**Source records**:
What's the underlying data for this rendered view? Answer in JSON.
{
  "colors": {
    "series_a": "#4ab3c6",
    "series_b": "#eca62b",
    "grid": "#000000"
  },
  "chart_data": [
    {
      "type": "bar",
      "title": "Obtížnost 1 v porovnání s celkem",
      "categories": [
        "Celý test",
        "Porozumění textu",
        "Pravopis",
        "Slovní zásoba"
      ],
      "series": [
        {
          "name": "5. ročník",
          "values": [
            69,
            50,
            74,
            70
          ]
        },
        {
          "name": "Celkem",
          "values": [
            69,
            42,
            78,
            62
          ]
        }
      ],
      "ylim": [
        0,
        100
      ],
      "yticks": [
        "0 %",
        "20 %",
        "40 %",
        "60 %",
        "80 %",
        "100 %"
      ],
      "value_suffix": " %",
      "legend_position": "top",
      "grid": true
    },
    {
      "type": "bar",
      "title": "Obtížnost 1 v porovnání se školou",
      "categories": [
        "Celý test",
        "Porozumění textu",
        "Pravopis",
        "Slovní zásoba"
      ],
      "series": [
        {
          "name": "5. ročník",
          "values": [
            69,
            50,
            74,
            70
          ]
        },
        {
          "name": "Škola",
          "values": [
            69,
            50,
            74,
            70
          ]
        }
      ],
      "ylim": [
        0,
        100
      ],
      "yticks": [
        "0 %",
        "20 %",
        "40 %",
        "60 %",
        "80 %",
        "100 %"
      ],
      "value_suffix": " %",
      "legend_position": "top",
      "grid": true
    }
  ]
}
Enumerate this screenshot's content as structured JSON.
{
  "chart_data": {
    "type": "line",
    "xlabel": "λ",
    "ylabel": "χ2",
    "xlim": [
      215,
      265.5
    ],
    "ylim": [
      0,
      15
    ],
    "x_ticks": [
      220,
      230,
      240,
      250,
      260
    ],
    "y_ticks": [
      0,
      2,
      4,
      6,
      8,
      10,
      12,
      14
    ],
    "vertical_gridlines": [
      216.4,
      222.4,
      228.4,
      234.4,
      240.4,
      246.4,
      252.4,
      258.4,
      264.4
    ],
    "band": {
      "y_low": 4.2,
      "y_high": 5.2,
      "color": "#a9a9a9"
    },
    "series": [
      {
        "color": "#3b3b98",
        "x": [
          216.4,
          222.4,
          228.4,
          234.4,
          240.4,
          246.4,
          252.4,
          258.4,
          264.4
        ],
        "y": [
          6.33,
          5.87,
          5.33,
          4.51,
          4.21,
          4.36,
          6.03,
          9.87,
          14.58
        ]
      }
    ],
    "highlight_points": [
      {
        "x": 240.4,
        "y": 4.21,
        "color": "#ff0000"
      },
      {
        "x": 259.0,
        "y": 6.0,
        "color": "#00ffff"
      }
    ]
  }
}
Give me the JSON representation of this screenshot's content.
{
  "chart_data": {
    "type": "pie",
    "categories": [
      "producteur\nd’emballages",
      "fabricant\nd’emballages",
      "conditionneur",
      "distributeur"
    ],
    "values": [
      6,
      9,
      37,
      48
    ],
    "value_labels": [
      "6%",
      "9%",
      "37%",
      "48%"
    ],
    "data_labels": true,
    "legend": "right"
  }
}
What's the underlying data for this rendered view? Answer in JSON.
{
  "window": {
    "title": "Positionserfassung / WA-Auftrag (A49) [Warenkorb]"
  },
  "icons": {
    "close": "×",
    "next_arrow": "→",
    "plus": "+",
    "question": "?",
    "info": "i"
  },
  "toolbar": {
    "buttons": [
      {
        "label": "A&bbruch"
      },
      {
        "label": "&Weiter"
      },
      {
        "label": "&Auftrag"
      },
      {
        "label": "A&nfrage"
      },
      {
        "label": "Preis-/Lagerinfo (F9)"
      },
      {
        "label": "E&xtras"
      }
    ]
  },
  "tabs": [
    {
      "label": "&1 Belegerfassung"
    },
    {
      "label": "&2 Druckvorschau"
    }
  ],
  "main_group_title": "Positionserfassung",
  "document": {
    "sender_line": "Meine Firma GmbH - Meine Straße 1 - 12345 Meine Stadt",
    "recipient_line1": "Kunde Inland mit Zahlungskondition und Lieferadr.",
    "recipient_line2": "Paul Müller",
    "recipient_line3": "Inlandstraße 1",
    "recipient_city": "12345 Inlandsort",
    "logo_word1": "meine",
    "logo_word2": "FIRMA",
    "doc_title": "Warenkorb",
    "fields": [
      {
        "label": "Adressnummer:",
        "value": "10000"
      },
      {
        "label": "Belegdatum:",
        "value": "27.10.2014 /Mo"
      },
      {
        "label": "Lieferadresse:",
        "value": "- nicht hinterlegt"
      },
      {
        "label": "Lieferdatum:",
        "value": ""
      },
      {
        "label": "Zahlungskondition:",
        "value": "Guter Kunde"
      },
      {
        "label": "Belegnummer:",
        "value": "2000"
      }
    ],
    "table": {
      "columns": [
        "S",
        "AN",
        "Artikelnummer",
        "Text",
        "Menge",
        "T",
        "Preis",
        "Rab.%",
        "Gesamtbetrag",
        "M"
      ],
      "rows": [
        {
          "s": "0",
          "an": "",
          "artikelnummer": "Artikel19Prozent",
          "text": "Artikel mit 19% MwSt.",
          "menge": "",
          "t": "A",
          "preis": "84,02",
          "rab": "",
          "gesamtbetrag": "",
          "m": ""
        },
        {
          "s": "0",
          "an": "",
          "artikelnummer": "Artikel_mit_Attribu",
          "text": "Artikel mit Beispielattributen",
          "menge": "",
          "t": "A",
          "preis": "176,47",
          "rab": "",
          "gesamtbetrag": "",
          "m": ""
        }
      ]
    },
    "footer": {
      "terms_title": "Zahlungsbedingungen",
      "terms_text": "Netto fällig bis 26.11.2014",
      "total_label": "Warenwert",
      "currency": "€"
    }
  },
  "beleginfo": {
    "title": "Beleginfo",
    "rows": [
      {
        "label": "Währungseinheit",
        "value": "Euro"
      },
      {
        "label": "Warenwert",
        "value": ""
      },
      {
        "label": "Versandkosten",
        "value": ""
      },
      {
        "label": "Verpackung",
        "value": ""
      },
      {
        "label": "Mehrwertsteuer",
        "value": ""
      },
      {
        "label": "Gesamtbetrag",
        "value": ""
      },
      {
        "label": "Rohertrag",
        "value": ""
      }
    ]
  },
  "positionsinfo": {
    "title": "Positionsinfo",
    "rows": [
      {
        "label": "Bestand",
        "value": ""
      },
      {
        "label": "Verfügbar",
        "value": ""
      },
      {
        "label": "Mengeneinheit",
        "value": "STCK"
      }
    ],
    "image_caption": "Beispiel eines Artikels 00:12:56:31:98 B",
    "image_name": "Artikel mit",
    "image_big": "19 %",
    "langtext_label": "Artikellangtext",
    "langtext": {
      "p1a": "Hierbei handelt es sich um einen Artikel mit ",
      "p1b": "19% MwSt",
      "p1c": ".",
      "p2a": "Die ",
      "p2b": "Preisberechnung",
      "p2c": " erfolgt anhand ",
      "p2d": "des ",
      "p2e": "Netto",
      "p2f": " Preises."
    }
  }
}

**What this task involves**: Return the whole listing exactly.

**Task result**:
What's the underlying data for this rendered view? Answer in JSON.
{
  "colors": {
    "series_a": "#4ab3c6",
    "series_b": "#eca62b",
    "grid": "#000000"
  },
  "chart_data": [
    {
      "type": "bar",
      "title": "Obtížnost 1 v porovnání s celkem",
      "categories": [
        "Celý test",
        "Porozumění textu",
        "Pravopis",
        "Slovní zásoba"
      ],
      "series": [
        {
          "name": "5. ročník",
          "values": [
            69,
            50,
            74,
            70
          ]
        },
        {
          "name": "Celkem",
          "values": [
            69,
            42,
            78,
            62
          ]
        }
      ],
      "ylim": [
        0,
        100
      ],
      "yticks": [
        "0 %",
        "20 %",
        "40 %",
        "60 %",
        "80 %",
        "100 %"
      ],
      "value_suffix": " %",
      "legend_position": "top",
      "grid": true
    },
    {
      "type": "bar",
      "title": "Obtížnost 1 v porovnání se školou",
      "categories": [
        "Celý test",
        "Porozumění textu",
        "Pravopis",
        "Slovní zásoba"
      ],
      "series": [
        {
          "name": "5. ročník",
          "values": [
            69,
            50,
            74,
            70
          ]
        },
        {
          "name": "Škola",
          "values": [
            69,
            50,
            74,
            70
          ]
        }
      ],
      "ylim": [
        0,
        100
      ],
      "yticks": [
        "0 %",
        "20 %",
        "40 %",
        "60 %",
        "80 %",
        "100 %"
      ],
      "value_suffix": " %",
      "legend_position": "top",
      "grid": true
    }
  ]
}
Enumerate this screenshot's content as structured JSON.
{
  "chart_data": {
    "type": "line",
    "xlabel": "λ",
    "ylabel": "χ2",
    "xlim": [
      215,
      265.5
    ],
    "ylim": [
      0,
      15
    ],
    "x_ticks": [
      220,
      230,
      240,
      250,
      260
    ],
    "y_ticks": [
      0,
      2,
      4,
      6,
      8,
      10,
      12,
      14
    ],
    "vertical_gridlines": [
      216.4,
      222.4,
      228.4,
      234.4,
      240.4,
      246.4,
      252.4,
      258.4,
      264.4
    ],
    "band": {
      "y_low": 4.2,
      "y_high": 5.2,
      "color": "#a9a9a9"
    },
    "series": [
      {
        "color": "#3b3b98",
        "x": [
          216.4,
          222.4,
          228.4,
          234.4,
          240.4,
          246.4,
          252.4,
          258.4,
          264.4
        ],
        "y": [
          6.33,
          5.87,
          5.33,
          4.51,
          4.21,
          4.36,
          6.03,
          9.87,
          14.58
        ]
      }
    ],
    "highlight_points": [
      {
        "x": 240.4,
        "y": 4.21,
        "color": "#ff0000"
      },
      {
        "x": 259.0,
        "y": 6.0,
        "color": "#00ffff"
      }
    ]
  }
}
Give me the JSON representation of this screenshot's content.
{
  "chart_data": {
    "type": "pie",
    "categories": [
      "producteur\nd’emballages",
      "fabricant\nd’emballages",
      "conditionneur",
      "distributeur"
    ],
    "values": [
      6,
      9,
      37,
      48
    ],
    "value_labels": [
      "6%",
      "9%",
      "37%",
      "48%"
    ],
    "data_labels": true,
    "legend": "right"
  }
}
What's the underlying data for this rendered view? Answer in JSON.
{
  "window": {
    "title": "Positionserfassung / WA-Auftrag (A49) [Warenkorb]"
  },
  "icons": {
    "close": "×",
    "next_arrow": "→",
    "plus": "+",
    "question": "?",
    "info": "i"
  },
  "toolbar": {
    "buttons": [
      {
        "label": "A&bbruch"
      },
      {
        "label": "&Weiter"
      },
      {
        "label": "&Auftrag"
      },
      {
        "label": "A&nfrage"
      },
      {
        "label": "Preis-/Lagerinfo (F9)"
      },
      {
        "label": "E&xtras"
      }
    ]
  },
  "tabs": [
    {
      "label": "&1 Belegerfassung"
    },
    {
      "label": "&2 Druckvorschau"
    }
  ],
  "main_group_title": "Positionserfassung",
  "document": {
    "sender_line": "Meine Firma GmbH - Meine Straße 1 - 12345 Meine Stadt",
    "recipient_line1": "Kunde Inland mit Zahlungskondition und Lieferadr.",
    "recipient_line2": "Paul Müller",
    "recipient_line3": "Inlandstraße 1",
    "recipient_city": "12345 Inlandsort",
    "logo_word1": "meine",
    "logo_word2": "FIRMA",
    "doc_title": "Warenkorb",
    "fields": [
      {
        "label": "Adressnummer:",
        "value": "10000"
      },
      {
        "label": "Belegdatum:",
        "value": "27.10.2014 /Mo"
      },
      {
        "label": "Lieferadresse:",
        "value": "- nicht hinterlegt"
      },
      {
        "label": "Lieferdatum:",
        "value": ""
      },
      {
        "label": "Zahlungskondition:",
        "value": "Guter Kunde"
      },
      {
        "label": "Belegnummer:",
        "value": "2000"
      }
    ],
    "table": {
      "columns": [
        "S",
        "AN",
        "Artikelnummer",
        "Text",
        "Menge",
        "T",
        "Preis",
        "Rab.%",
        "Gesamtbetrag",
        "M"
      ],
      "rows": [
        {
          "s": "0",
          "an": "",
          "artikelnummer": "Artikel19Prozent",
          "text": "Artikel mit 19% MwSt.",
          "menge": "",
          "t": "A",
          "preis": "84,02",
          "rab": "",
          "gesamtbetrag": "",
          "m": ""
        },
        {
          "s": "0",
          "an": "",
          "artikelnummer": "Artikel_mit_Attribu",
          "text": "Artikel mit Beispielattributen",
          "menge": "",
          "t": "A",
          "preis": "176,47",
          "rab": "",
          "gesamtbetrag": "",
          "m": ""
        }
      ]
    },
    "footer": {
      "terms_title": "Zahlungsbedingungen",
      "terms_text": "Netto fällig bis 26.11.2014",
      "total_label": "Warenwert",
      "currency": "€"
    }
  },
  "beleginfo": {
    "title": "Beleginfo",
    "rows": [
      {
        "label": "Währungseinheit",
        "value": "Euro"
      },
      {
        "label": "Warenwert",
        "value": ""
      },
      {
        "label": "Versandkosten",
        "value": ""
      },
      {
        "label": "Verpackung",
        "value": ""
      },
      {
        "label": "Mehrwertsteuer",
        "value": ""
      },
      {
        "label": "Gesamtbetrag",
        "value": ""
      },
      {
        "label": "Rohertrag",
        "value": ""
      }
    ]
  },
  "positionsinfo": {
    "title": "Positionsinfo",
    "rows": [
      {
        "label": "Bestand",
        "value": ""
      },
      {
        "label": "Verfügbar",
        "value": ""
      },
      {
        "label": "Mengeneinheit",
        "value": "STCK"
      }
    ],
    "image_caption": "Beispiel eines Artikels 00:12:56:31:98 B",
    "image_name": "Artikel mit",
    "image_big": "19 %",
    "langtext_label": "Artikellangtext",
    "langtext": {
      "p1a": "Hierbei handelt es sich um einen Artikel mit ",
      "p1b": "19% MwSt",
      "p1c": ".",
      "p2a": "Die ",
      "p2b": "Preisberechnung",
      "p2c": " erfolgt anhand ",
      "p2d": "des ",
      "p2e": "Netto",
      "p2f": " Preises."
    }
  }
}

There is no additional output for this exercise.